Exercise aim: Please retype, without any change, the lines starting with the one that contains "confidence-band [93, 104, 511, 365]" and continuing through the final line of the items.
** start Data listing **
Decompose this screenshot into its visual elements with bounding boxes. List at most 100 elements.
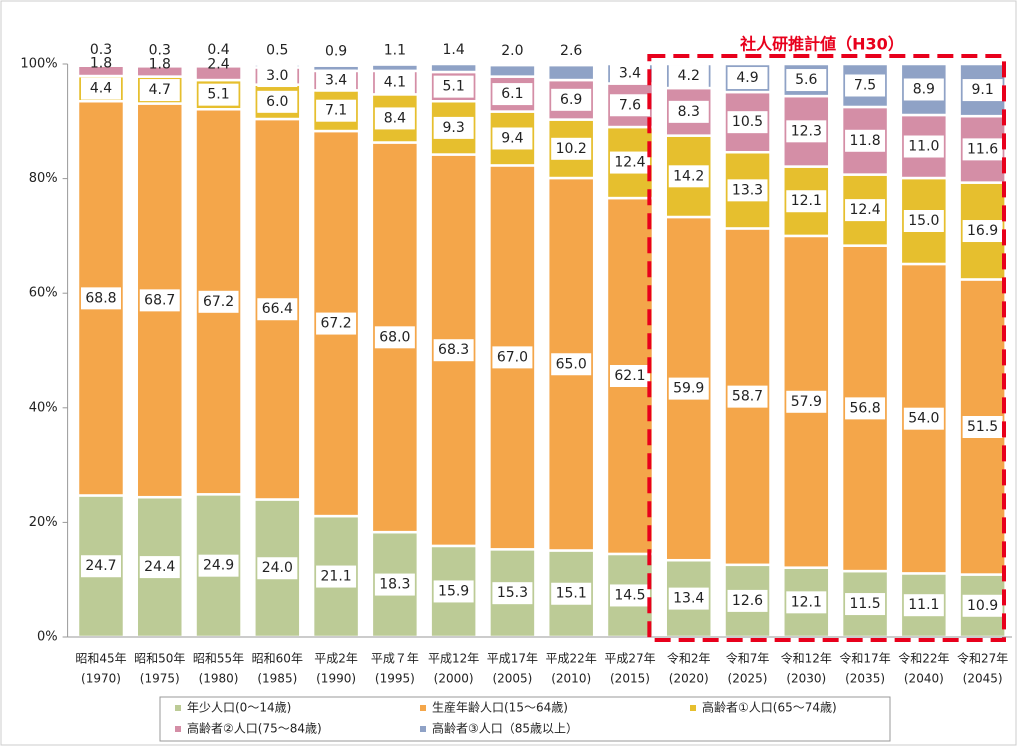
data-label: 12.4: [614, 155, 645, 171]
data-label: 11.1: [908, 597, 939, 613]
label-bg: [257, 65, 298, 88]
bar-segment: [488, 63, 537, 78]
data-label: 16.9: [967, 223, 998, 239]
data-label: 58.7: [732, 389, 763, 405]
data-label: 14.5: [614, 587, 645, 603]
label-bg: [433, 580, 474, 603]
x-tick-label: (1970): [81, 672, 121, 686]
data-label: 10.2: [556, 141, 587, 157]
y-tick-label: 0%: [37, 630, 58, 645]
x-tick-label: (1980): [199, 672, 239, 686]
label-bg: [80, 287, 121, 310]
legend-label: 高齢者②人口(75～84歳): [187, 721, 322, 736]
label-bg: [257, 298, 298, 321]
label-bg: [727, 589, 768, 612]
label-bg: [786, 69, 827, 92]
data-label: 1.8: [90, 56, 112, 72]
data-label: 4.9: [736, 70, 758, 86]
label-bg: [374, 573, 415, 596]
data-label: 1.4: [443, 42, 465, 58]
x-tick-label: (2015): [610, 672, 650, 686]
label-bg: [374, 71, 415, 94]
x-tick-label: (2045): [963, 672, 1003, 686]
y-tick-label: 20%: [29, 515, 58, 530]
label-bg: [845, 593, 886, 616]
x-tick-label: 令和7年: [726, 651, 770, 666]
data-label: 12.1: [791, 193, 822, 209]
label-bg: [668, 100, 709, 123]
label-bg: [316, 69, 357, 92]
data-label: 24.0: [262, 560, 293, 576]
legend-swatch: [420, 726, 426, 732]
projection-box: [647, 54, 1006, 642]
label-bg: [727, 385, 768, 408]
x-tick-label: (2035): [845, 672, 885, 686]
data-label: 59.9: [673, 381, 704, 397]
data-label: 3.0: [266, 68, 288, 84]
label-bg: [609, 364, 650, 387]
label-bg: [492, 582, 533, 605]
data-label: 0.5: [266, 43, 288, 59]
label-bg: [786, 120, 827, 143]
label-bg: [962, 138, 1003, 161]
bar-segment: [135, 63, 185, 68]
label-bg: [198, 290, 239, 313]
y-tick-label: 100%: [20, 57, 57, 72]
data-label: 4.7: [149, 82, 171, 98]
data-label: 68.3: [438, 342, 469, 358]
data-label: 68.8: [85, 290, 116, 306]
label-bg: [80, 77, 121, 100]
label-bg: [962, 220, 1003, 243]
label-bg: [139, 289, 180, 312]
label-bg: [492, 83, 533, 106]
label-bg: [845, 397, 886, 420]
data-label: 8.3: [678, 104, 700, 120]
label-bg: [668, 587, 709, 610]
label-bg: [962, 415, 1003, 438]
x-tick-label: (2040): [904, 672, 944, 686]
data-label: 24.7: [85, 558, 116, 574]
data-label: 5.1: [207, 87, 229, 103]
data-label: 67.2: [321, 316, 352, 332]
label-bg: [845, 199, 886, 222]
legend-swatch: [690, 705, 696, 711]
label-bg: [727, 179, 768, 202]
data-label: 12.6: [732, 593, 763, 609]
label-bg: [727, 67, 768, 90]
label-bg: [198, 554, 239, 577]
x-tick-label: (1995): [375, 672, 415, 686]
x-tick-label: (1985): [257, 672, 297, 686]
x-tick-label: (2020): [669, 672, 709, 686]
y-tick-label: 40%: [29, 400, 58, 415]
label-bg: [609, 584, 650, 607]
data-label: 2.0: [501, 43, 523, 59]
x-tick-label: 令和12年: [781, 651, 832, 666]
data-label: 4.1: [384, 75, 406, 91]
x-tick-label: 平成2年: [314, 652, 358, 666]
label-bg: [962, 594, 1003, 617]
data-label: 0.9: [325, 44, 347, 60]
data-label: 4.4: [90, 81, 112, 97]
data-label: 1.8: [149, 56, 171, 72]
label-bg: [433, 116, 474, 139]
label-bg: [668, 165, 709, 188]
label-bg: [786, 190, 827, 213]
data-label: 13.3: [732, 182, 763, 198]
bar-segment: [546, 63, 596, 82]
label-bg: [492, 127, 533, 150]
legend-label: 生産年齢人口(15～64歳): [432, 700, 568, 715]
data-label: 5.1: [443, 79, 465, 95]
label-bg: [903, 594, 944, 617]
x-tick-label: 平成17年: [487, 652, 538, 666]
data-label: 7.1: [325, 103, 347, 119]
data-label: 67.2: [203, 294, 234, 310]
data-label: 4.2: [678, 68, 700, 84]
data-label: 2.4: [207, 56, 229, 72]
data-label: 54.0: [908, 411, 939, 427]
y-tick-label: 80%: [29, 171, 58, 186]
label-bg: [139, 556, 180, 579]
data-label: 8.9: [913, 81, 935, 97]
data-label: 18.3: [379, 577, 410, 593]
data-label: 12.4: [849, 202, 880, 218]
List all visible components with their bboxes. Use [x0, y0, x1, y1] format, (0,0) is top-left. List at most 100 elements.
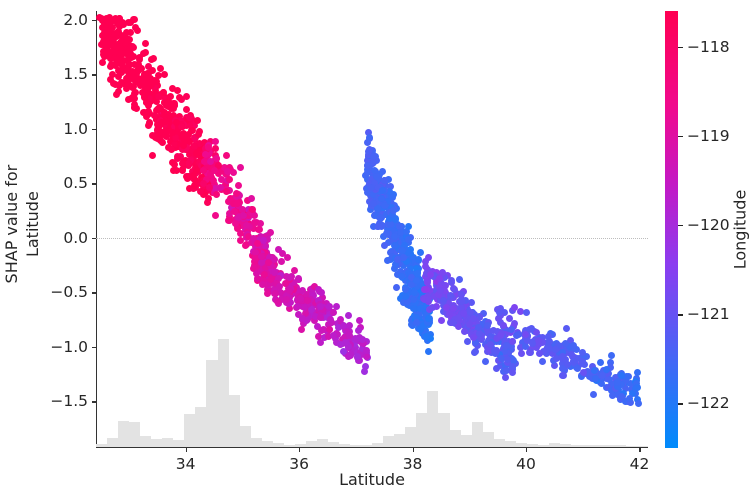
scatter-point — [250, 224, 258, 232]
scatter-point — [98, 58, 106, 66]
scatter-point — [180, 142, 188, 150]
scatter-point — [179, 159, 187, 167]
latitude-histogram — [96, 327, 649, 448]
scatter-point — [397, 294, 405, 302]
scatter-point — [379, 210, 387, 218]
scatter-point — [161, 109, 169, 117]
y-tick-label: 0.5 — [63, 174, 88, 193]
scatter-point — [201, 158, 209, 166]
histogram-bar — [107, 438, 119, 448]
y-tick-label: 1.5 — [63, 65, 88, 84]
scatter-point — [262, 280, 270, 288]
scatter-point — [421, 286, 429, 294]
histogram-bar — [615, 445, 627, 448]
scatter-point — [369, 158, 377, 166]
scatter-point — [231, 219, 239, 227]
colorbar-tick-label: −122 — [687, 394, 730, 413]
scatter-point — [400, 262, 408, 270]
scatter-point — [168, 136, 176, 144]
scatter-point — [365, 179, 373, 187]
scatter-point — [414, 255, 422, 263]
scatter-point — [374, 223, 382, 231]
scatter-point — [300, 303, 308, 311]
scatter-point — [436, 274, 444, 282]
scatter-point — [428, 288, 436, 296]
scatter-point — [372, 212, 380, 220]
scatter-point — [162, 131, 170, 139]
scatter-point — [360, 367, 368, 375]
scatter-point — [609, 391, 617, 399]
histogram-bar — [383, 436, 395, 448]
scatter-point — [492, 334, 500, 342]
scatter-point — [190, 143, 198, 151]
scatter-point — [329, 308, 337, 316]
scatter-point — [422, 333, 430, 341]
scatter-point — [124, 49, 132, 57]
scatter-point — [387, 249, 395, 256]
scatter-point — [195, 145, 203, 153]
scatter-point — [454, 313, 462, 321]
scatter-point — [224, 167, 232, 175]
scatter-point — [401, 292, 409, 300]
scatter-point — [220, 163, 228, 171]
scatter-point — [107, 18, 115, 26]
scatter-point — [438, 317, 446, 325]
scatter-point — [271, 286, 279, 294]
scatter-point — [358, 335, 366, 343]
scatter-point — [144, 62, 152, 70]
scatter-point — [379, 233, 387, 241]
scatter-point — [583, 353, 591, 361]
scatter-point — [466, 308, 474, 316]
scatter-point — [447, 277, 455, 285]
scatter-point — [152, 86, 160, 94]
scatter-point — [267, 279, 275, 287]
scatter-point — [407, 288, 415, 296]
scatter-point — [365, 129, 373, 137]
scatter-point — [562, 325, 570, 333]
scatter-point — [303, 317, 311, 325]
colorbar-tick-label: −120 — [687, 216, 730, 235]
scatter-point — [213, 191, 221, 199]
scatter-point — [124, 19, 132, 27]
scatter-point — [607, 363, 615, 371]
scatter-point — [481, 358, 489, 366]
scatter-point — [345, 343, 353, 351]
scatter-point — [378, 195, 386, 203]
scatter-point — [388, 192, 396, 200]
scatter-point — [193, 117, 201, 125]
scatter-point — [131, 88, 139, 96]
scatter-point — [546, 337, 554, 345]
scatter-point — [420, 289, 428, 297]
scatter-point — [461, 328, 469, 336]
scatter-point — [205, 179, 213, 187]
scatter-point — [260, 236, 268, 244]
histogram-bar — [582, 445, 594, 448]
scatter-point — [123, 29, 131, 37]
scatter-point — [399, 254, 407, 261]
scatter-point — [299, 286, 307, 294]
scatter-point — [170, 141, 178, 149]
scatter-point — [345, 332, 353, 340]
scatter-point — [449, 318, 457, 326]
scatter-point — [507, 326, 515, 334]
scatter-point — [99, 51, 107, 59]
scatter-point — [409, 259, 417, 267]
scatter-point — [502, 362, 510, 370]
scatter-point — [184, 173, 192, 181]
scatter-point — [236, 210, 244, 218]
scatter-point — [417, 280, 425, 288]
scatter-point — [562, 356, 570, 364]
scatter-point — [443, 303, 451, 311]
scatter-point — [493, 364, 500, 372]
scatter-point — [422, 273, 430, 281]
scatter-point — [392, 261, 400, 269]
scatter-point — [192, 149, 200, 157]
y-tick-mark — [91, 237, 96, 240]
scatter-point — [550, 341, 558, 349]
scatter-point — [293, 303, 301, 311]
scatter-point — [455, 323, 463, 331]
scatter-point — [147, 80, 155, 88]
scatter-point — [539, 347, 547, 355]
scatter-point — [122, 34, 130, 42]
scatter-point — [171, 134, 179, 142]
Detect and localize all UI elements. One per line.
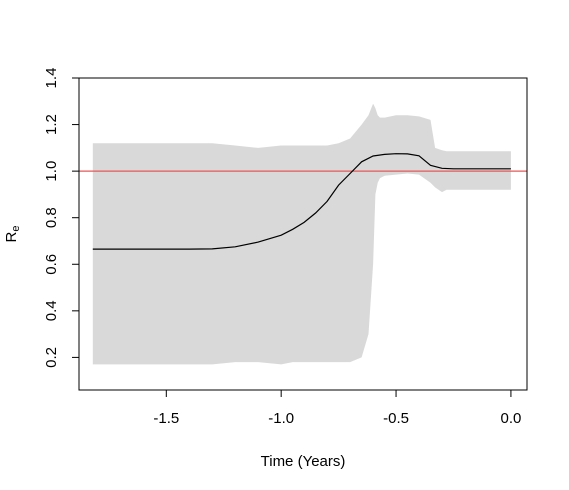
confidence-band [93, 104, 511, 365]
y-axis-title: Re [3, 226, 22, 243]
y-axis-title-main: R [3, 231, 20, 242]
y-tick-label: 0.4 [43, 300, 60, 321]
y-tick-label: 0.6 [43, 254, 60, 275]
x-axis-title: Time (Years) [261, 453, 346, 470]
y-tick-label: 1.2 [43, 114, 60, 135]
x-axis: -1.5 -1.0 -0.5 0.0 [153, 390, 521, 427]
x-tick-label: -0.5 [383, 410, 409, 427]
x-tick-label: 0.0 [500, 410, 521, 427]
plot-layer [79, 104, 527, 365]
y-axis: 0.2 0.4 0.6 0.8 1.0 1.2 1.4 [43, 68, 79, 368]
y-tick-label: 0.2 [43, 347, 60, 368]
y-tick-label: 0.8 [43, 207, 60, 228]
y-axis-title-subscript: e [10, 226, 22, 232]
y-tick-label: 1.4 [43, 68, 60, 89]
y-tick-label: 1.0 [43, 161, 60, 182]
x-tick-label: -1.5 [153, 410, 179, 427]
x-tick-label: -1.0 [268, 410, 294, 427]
** end Data listing **
Solution to this exercise:
confidence-band [93, 104, 511, 365]
y-axis-title: Re [3, 226, 22, 243]
y-axis-title-main: R [3, 231, 20, 242]
y-tick-label: 0.4 [43, 300, 60, 321]
y-tick-label: 0.6 [43, 254, 60, 275]
x-axis-title: Time (Years) [261, 453, 346, 470]
y-tick-label: 1.2 [43, 114, 60, 135]
x-axis: -1.5 -1.0 -0.5 0.0 [153, 390, 521, 427]
x-tick-label: -0.5 [383, 410, 409, 427]
x-tick-label: 0.0 [500, 410, 521, 427]
plot-layer [79, 104, 527, 365]
y-axis: 0.2 0.4 0.6 0.8 1.0 1.2 1.4 [43, 68, 79, 368]
y-tick-label: 0.2 [43, 347, 60, 368]
y-tick-label: 0.8 [43, 207, 60, 228]
y-axis-title-subscript: e [10, 226, 22, 232]
y-tick-label: 1.4 [43, 68, 60, 89]
y-tick-label: 1.0 [43, 161, 60, 182]
x-tick-label: -1.5 [153, 410, 179, 427]
x-tick-label: -1.0 [268, 410, 294, 427]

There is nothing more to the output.